→ **PROBLEM DESCRIPTION**
Select the lines below containing the word "title".

→ **STORED ROWS**
###

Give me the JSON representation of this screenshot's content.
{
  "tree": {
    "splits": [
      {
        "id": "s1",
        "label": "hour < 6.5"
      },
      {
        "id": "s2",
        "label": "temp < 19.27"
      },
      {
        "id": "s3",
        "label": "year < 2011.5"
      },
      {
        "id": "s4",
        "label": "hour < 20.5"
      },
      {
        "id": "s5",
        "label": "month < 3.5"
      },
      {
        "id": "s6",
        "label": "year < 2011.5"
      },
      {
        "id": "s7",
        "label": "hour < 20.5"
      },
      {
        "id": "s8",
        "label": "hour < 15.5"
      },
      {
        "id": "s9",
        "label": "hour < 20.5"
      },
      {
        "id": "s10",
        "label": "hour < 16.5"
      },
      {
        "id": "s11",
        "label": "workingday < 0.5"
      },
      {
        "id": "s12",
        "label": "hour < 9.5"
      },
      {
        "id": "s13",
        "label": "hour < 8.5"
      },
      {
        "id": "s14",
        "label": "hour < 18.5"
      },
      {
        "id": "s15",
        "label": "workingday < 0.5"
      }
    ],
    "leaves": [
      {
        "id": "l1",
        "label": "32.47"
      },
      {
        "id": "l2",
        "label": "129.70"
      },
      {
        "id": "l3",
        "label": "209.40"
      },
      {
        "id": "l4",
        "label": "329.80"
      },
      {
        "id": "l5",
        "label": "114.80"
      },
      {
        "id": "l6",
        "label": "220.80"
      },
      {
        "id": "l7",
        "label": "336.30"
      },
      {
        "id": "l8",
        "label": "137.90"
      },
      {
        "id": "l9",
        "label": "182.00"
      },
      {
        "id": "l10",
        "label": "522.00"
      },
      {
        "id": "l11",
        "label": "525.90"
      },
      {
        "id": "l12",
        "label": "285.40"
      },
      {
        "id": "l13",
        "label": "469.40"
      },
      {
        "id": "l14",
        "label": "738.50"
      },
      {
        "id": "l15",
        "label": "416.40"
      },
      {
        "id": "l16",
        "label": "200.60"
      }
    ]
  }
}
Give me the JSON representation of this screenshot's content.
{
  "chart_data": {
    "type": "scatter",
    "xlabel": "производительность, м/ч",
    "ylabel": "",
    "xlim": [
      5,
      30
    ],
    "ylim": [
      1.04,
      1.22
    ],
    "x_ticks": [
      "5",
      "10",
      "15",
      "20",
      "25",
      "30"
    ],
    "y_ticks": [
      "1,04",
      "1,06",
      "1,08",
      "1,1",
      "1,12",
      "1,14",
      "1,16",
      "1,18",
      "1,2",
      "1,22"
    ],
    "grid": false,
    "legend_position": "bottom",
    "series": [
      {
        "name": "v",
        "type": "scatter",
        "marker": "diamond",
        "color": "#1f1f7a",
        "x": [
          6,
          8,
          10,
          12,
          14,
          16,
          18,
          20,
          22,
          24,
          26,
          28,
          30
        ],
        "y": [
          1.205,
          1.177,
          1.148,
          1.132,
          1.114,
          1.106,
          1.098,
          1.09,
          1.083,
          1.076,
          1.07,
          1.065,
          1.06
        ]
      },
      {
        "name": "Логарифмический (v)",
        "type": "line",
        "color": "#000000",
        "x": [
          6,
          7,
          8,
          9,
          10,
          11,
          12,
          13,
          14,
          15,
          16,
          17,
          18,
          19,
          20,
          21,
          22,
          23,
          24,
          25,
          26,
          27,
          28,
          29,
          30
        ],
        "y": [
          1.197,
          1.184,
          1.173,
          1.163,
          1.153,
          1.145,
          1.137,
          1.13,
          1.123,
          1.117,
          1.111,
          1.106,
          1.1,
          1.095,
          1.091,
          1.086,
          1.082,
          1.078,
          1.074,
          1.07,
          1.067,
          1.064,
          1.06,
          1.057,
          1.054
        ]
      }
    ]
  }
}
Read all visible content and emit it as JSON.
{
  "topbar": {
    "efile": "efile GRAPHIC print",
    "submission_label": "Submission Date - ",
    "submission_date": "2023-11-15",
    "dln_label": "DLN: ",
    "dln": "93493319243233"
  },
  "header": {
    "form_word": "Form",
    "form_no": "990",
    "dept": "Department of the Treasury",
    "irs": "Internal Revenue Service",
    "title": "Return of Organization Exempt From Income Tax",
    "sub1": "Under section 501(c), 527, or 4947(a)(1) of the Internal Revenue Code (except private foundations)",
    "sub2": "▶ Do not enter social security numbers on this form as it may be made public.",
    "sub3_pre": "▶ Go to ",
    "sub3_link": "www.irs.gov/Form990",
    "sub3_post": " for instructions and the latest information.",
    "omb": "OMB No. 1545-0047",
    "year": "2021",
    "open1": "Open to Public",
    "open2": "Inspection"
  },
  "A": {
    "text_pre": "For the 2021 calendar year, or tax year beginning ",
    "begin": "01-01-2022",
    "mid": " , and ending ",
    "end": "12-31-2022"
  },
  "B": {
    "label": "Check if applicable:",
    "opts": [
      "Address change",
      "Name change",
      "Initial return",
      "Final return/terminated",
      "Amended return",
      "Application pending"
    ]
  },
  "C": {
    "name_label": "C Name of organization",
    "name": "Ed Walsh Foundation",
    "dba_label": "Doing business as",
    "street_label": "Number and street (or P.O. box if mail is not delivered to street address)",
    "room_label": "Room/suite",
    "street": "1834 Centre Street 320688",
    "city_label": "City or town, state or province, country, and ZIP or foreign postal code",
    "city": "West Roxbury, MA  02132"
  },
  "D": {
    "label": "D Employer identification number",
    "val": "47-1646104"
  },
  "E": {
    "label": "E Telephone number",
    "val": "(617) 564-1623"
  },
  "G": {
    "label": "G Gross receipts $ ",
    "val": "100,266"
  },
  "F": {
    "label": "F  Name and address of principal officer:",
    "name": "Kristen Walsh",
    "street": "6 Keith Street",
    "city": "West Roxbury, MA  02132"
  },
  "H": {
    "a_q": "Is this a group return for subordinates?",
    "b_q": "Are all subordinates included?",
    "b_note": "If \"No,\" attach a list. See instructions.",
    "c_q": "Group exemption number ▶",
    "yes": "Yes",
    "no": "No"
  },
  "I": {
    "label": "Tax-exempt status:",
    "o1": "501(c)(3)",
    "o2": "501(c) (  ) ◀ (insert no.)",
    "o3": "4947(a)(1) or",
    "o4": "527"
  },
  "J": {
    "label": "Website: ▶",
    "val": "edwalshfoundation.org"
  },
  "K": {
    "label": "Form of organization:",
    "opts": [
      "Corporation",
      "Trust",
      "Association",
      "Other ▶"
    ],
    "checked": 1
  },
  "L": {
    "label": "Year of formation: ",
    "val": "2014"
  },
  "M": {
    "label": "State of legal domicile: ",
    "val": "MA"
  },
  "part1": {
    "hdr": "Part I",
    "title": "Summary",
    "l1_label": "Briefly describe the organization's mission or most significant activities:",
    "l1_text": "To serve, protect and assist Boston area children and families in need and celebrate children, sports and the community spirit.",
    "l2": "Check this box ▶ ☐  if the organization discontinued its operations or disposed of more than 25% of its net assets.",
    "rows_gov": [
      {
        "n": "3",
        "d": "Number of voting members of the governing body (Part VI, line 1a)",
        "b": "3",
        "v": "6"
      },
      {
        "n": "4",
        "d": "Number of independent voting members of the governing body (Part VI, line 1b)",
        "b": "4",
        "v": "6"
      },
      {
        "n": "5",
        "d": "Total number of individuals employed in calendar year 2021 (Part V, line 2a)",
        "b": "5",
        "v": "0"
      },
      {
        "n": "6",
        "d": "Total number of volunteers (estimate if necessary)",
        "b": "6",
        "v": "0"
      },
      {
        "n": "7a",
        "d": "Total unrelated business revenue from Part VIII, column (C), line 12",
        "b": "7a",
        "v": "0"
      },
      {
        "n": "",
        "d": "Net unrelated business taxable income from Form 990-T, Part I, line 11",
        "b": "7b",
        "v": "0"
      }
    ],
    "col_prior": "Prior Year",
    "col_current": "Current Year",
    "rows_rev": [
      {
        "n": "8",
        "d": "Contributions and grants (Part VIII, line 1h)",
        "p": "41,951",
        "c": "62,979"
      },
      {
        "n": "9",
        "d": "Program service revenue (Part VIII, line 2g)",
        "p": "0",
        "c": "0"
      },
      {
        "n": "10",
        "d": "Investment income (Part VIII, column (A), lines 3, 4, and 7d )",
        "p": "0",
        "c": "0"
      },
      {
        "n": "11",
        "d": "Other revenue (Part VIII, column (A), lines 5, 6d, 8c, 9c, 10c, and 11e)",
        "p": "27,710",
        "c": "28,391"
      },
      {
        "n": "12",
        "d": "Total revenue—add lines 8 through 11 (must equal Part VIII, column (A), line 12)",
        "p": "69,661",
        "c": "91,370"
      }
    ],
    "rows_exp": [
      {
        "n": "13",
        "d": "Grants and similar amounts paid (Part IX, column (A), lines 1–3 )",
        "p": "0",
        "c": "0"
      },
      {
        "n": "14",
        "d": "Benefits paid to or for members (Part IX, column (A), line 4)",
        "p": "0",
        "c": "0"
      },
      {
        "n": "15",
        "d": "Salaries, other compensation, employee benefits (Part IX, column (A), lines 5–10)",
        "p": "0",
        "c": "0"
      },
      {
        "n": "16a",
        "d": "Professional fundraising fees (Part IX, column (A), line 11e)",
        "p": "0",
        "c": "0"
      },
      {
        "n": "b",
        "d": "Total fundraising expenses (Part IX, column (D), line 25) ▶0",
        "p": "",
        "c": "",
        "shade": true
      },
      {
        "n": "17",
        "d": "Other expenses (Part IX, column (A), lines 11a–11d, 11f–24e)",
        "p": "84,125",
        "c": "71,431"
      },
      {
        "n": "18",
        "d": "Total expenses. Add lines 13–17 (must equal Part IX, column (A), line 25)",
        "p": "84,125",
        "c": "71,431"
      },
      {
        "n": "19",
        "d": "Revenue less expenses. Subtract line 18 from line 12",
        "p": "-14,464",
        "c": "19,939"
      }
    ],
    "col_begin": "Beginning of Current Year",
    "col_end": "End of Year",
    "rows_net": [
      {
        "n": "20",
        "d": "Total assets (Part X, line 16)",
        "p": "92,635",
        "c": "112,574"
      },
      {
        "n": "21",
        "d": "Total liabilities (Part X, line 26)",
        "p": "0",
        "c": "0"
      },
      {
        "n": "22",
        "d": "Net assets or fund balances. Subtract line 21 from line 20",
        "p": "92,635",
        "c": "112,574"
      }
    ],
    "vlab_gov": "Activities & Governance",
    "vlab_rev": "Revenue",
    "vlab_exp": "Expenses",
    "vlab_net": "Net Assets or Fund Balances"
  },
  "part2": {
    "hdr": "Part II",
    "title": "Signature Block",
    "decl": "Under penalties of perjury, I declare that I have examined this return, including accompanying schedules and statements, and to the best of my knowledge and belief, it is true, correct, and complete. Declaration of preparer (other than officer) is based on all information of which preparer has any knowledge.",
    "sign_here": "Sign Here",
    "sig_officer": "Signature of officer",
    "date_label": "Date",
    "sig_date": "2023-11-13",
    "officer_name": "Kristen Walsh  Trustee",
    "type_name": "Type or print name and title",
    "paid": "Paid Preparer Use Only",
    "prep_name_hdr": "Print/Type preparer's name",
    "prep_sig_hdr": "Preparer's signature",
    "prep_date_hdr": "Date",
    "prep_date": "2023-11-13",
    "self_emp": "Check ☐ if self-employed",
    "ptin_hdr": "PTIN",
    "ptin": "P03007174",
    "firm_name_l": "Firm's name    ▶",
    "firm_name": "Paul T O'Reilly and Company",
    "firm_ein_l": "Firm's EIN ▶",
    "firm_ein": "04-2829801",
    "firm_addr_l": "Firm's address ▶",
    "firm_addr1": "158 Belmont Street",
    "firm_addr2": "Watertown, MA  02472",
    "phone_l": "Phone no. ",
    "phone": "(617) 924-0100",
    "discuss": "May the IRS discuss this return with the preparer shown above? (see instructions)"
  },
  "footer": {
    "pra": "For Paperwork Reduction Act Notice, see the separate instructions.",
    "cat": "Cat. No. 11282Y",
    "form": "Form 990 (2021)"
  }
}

###

→ **SOLUTION FOR THIS TASK**
    "title": "Return of Organization Exempt From Income Tax",
    "title": "Summary",
    "title": "Signature Block",
    "type_name": "Type or print name and title",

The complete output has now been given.